Would you quote every entry exactly, dropping only the pictures?
--- begin ---
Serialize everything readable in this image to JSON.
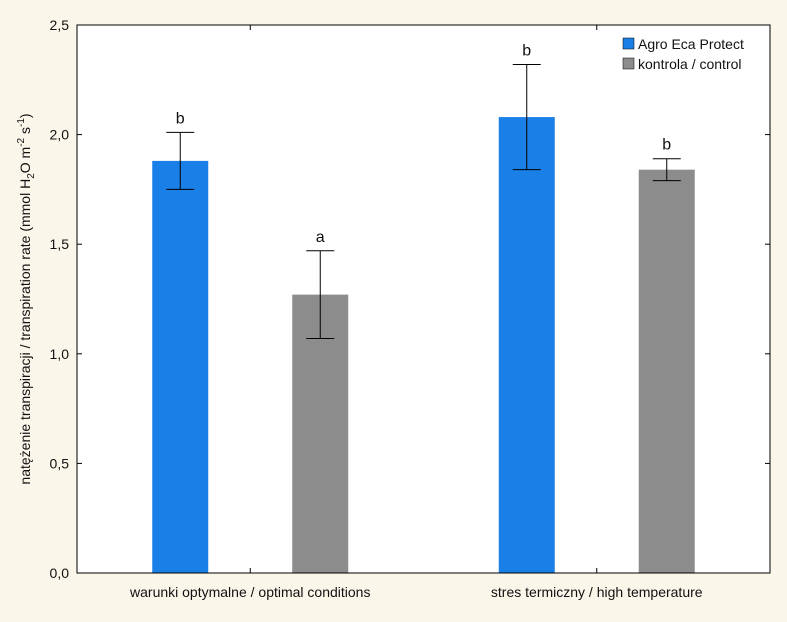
{
  "chart_data": {
    "type": "bar",
    "title": "",
    "xlabel": "",
    "ylabel_parts": {
      "prefix": "natężenie transpiracji / transpiration rate (mmol H",
      "sub": "2",
      "mid": "O m",
      "sup1": "-2",
      "mid2": " s",
      "sup2": "-1",
      "suffix": ")"
    },
    "categories": [
      "warunki optymalne / optimal conditions",
      "stres termiczny / high temperature"
    ],
    "series": [
      {
        "name": "Agro Eca Protect",
        "color": "#1a7fe6",
        "values": [
          1.88,
          2.08
        ],
        "errors": [
          0.13,
          0.24
        ],
        "letters": [
          "b",
          "b"
        ]
      },
      {
        "name": "kontrola / control",
        "color": "#8c8c8c",
        "values": [
          1.27,
          1.84
        ],
        "errors": [
          0.2,
          0.05
        ],
        "letters": [
          "a",
          "b"
        ]
      }
    ],
    "ylim": [
      0,
      2.5
    ],
    "yticks": [
      0,
      0.5,
      1.0,
      1.5,
      2.0,
      2.5
    ],
    "ytick_labels": [
      "0,0",
      "0,5",
      "1,0",
      "1,5",
      "2,0",
      "2,5"
    ],
    "legend_position": "top-right",
    "grid": false
  }
}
--- end ---
Exercise response:
Serialize everything readable in this image to JSON.
{
  "chart_data": {
    "type": "bar",
    "title": "",
    "xlabel": "",
    "ylabel_parts": {
      "prefix": "natężenie transpiracji / transpiration rate (mmol H",
      "sub": "2",
      "mid": "O m",
      "sup1": "-2",
      "mid2": " s",
      "sup2": "-1",
      "suffix": ")"
    },
    "categories": [
      "warunki optymalne / optimal conditions",
      "stres termiczny / high temperature"
    ],
    "series": [
      {
        "name": "Agro Eca Protect",
        "color": "#1a7fe6",
        "values": [
          1.88,
          2.08
        ],
        "errors": [
          0.13,
          0.24
        ],
        "letters": [
          "b",
          "b"
        ]
      },
      {
        "name": "kontrola / control",
        "color": "#8c8c8c",
        "values": [
          1.27,
          1.84
        ],
        "errors": [
          0.2,
          0.05
        ],
        "letters": [
          "a",
          "b"
        ]
      }
    ],
    "ylim": [
      0,
      2.5
    ],
    "yticks": [
      0,
      0.5,
      1.0,
      1.5,
      2.0,
      2.5
    ],
    "ytick_labels": [
      "0,0",
      "0,5",
      "1,0",
      "1,5",
      "2,0",
      "2,5"
    ],
    "legend_position": "top-right",
    "grid": false
  }
}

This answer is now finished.